## WORK TO DO
Can the data below be echoed back word for word?

## EXERCISE DATA
────

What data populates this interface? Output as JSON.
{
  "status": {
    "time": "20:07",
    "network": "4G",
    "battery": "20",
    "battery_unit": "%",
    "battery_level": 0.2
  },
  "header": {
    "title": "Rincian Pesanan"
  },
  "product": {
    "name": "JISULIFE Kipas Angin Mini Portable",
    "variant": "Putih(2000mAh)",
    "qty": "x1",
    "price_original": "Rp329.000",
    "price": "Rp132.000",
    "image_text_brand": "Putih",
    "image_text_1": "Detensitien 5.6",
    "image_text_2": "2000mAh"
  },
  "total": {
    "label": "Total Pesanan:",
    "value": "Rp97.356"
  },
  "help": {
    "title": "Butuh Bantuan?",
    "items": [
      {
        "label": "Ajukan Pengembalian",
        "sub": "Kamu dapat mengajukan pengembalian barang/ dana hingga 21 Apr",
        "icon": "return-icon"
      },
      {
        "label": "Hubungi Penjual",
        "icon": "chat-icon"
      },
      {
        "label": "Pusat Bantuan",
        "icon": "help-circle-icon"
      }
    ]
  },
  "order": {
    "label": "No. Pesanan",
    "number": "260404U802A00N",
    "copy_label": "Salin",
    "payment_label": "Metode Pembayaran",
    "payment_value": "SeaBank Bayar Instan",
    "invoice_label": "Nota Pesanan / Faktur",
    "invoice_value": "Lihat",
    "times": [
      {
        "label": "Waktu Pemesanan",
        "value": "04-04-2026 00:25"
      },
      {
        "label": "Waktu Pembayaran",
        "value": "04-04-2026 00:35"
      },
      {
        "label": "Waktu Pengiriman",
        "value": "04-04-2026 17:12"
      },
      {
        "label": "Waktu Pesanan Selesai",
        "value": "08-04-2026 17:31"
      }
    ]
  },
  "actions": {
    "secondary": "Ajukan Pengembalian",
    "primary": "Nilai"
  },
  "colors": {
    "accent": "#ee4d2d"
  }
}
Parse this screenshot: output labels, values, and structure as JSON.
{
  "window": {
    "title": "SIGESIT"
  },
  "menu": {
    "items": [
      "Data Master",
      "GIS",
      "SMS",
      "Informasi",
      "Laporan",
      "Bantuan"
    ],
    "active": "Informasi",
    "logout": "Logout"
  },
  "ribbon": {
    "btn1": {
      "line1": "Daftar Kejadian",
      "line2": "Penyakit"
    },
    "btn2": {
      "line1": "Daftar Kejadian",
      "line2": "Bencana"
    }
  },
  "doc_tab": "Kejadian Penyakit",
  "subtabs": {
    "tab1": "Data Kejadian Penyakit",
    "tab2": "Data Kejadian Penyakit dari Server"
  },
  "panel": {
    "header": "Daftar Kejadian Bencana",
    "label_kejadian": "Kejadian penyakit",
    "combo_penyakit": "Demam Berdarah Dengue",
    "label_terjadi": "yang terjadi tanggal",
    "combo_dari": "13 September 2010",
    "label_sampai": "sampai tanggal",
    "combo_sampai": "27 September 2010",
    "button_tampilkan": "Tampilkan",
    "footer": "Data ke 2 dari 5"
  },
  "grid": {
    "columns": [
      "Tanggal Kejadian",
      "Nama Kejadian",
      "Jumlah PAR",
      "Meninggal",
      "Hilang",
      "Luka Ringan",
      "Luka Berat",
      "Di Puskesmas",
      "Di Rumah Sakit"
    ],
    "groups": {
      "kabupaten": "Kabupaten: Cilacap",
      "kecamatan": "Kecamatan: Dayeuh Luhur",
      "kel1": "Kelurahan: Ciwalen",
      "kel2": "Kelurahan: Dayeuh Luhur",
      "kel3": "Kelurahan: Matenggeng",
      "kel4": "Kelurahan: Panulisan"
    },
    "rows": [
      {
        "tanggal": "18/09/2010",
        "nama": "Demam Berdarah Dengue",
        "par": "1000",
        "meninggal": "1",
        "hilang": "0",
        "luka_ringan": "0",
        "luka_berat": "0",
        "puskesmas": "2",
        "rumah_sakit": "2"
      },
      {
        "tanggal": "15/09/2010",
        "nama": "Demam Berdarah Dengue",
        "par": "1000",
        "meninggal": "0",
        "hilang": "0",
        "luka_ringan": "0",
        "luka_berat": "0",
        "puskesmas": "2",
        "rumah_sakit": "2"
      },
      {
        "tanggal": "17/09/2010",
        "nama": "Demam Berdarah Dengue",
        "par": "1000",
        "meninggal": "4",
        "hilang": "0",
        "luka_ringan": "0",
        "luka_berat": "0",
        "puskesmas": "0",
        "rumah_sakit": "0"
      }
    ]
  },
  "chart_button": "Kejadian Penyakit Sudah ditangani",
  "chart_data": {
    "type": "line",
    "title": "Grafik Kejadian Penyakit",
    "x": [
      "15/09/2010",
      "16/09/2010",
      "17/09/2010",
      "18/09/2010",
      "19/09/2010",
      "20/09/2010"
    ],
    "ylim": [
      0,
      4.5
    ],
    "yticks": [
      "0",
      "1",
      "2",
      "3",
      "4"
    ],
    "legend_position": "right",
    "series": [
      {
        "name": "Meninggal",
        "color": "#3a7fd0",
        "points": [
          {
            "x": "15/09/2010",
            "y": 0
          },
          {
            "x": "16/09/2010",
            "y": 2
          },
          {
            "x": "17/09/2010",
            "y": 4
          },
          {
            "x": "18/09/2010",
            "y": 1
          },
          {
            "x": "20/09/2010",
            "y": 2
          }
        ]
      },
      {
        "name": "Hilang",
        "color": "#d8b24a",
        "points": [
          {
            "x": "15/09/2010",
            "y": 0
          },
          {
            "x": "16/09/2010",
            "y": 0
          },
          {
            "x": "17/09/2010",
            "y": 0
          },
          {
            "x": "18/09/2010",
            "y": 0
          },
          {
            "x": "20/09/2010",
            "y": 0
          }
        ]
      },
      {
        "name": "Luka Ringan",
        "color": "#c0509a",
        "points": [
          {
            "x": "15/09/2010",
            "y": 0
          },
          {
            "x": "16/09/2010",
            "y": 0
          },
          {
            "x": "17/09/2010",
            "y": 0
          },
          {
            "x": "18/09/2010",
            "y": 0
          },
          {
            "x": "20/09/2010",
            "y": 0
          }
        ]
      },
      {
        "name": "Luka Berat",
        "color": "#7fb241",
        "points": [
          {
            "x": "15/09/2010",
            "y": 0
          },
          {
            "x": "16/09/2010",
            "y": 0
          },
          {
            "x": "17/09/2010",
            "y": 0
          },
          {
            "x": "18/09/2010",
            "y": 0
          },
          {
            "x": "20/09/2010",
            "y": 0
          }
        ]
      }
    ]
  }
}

────

## ANSWER FOR THIS EXERCISE
What data populates this interface? Output as JSON.
{
  "status": {
    "time": "20:07",
    "network": "4G",
    "battery": "20",
    "battery_unit": "%",
    "battery_level": 0.2
  },
  "header": {
    "title": "Rincian Pesanan"
  },
  "product": {
    "name": "JISULIFE Kipas Angin Mini Portable",
    "variant": "Putih(2000mAh)",
    "qty": "x1",
    "price_original": "Rp329.000",
    "price": "Rp132.000",
    "image_text_brand": "Putih",
    "image_text_1": "Detensitien 5.6",
    "image_text_2": "2000mAh"
  },
  "total": {
    "label": "Total Pesanan:",
    "value": "Rp97.356"
  },
  "help": {
    "title": "Butuh Bantuan?",
    "items": [
      {
        "label": "Ajukan Pengembalian",
        "sub": "Kamu dapat mengajukan pengembalian barang/ dana hingga 21 Apr",
        "icon": "return-icon"
      },
      {
        "label": "Hubungi Penjual",
        "icon": "chat-icon"
      },
      {
        "label": "Pusat Bantuan",
        "icon": "help-circle-icon"
      }
    ]
  },
  "order": {
    "label": "No. Pesanan",
    "number": "260404U802A00N",
    "copy_label": "Salin",
    "payment_label": "Metode Pembayaran",
    "payment_value": "SeaBank Bayar Instan",
    "invoice_label": "Nota Pesanan / Faktur",
    "invoice_value": "Lihat",
    "times": [
      {
        "label": "Waktu Pemesanan",
        "value": "04-04-2026 00:25"
      },
      {
        "label": "Waktu Pembayaran",
        "value": "04-04-2026 00:35"
      },
      {
        "label": "Waktu Pengiriman",
        "value": "04-04-2026 17:12"
      },
      {
        "label": "Waktu Pesanan Selesai",
        "value": "08-04-2026 17:31"
      }
    ]
  },
  "actions": {
    "secondary": "Ajukan Pengembalian",
    "primary": "Nilai"
  },
  "colors": {
    "accent": "#ee4d2d"
  }
}
Parse this screenshot: output labels, values, and structure as JSON.
{
  "window": {
    "title": "SIGESIT"
  },
  "menu": {
    "items": [
      "Data Master",
      "GIS",
      "SMS",
      "Informasi",
      "Laporan",
      "Bantuan"
    ],
    "active": "Informasi",
    "logout": "Logout"
  },
  "ribbon": {
    "btn1": {
      "line1": "Daftar Kejadian",
      "line2": "Penyakit"
    },
    "btn2": {
      "line1": "Daftar Kejadian",
      "line2": "Bencana"
    }
  },
  "doc_tab": "Kejadian Penyakit",
  "subtabs": {
    "tab1": "Data Kejadian Penyakit",
    "tab2": "Data Kejadian Penyakit dari Server"
  },
  "panel": {
    "header": "Daftar Kejadian Bencana",
    "label_kejadian": "Kejadian penyakit",
    "combo_penyakit": "Demam Berdarah Dengue",
    "label_terjadi": "yang terjadi tanggal",
    "combo_dari": "13 September 2010",
    "label_sampai": "sampai tanggal",
    "combo_sampai": "27 September 2010",
    "button_tampilkan": "Tampilkan",
    "footer": "Data ke 2 dari 5"
  },
  "grid": {
    "columns": [
      "Tanggal Kejadian",
      "Nama Kejadian",
      "Jumlah PAR",
      "Meninggal",
      "Hilang",
      "Luka Ringan",
      "Luka Berat",
      "Di Puskesmas",
      "Di Rumah Sakit"
    ],
    "groups": {
      "kabupaten": "Kabupaten: Cilacap",
      "kecamatan": "Kecamatan: Dayeuh Luhur",
      "kel1": "Kelurahan: Ciwalen",
      "kel2": "Kelurahan: Dayeuh Luhur",
      "kel3": "Kelurahan: Matenggeng",
      "kel4": "Kelurahan: Panulisan"
    },
    "rows": [
      {
        "tanggal": "18/09/2010",
        "nama": "Demam Berdarah Dengue",
        "par": "1000",
        "meninggal": "1",
        "hilang": "0",
        "luka_ringan": "0",
        "luka_berat": "0",
        "puskesmas": "2",
        "rumah_sakit": "2"
      },
      {
        "tanggal": "15/09/2010",
        "nama": "Demam Berdarah Dengue",
        "par": "1000",
        "meninggal": "0",
        "hilang": "0",
        "luka_ringan": "0",
        "luka_berat": "0",
        "puskesmas": "2",
        "rumah_sakit": "2"
      },
      {
        "tanggal": "17/09/2010",
        "nama": "Demam Berdarah Dengue",
        "par": "1000",
        "meninggal": "4",
        "hilang": "0",
        "luka_ringan": "0",
        "luka_berat": "0",
        "puskesmas": "0",
        "rumah_sakit": "0"
      }
    ]
  },
  "chart_button": "Kejadian Penyakit Sudah ditangani",
  "chart_data": {
    "type": "line",
    "title": "Grafik Kejadian Penyakit",
    "x": [
      "15/09/2010",
      "16/09/2010",
      "17/09/2010",
      "18/09/2010",
      "19/09/2010",
      "20/09/2010"
    ],
    "ylim": [
      0,
      4.5
    ],
    "yticks": [
      "0",
      "1",
      "2",
      "3",
      "4"
    ],
    "legend_position": "right",
    "series": [
      {
        "name": "Meninggal",
        "color": "#3a7fd0",
        "points": [
          {
            "x": "15/09/2010",
            "y": 0
          },
          {
            "x": "16/09/2010",
            "y": 2
          },
          {
            "x": "17/09/2010",
            "y": 4
          },
          {
            "x": "18/09/2010",
            "y": 1
          },
          {
            "x": "20/09/2010",
            "y": 2
          }
        ]
      },
      {
        "name": "Hilang",
        "color": "#d8b24a",
        "points": [
          {
            "x": "15/09/2010",
            "y": 0
          },
          {
            "x": "16/09/2010",
            "y": 0
          },
          {
            "x": "17/09/2010",
            "y": 0
          },
          {
            "x": "18/09/2010",
            "y": 0
          },
          {
            "x": "20/09/2010",
            "y": 0
          }
        ]
      },
      {
        "name": "Luka Ringan",
        "color": "#c0509a",
        "points": [
          {
            "x": "15/09/2010",
            "y": 0
          },
          {
            "x": "16/09/2010",
            "y": 0
          },
          {
            "x": "17/09/2010",
            "y": 0
          },
          {
            "x": "18/09/2010",
            "y": 0
          },
          {
            "x": "20/09/2010",
            "y": 0
          }
        ]
      },
      {
        "name": "Luka Berat",
        "color": "#7fb241",
        "points": [
          {
            "x": "15/09/2010",
            "y": 0
          },
          {
            "x": "16/09/2010",
            "y": 0
          },
          {
            "x": "17/09/2010",
            "y": 0
          },
          {
            "x": "18/09/2010",
            "y": 0
          },
          {
            "x": "20/09/2010",
            "y": 0
          }
        ]
      }
    ]
  }
}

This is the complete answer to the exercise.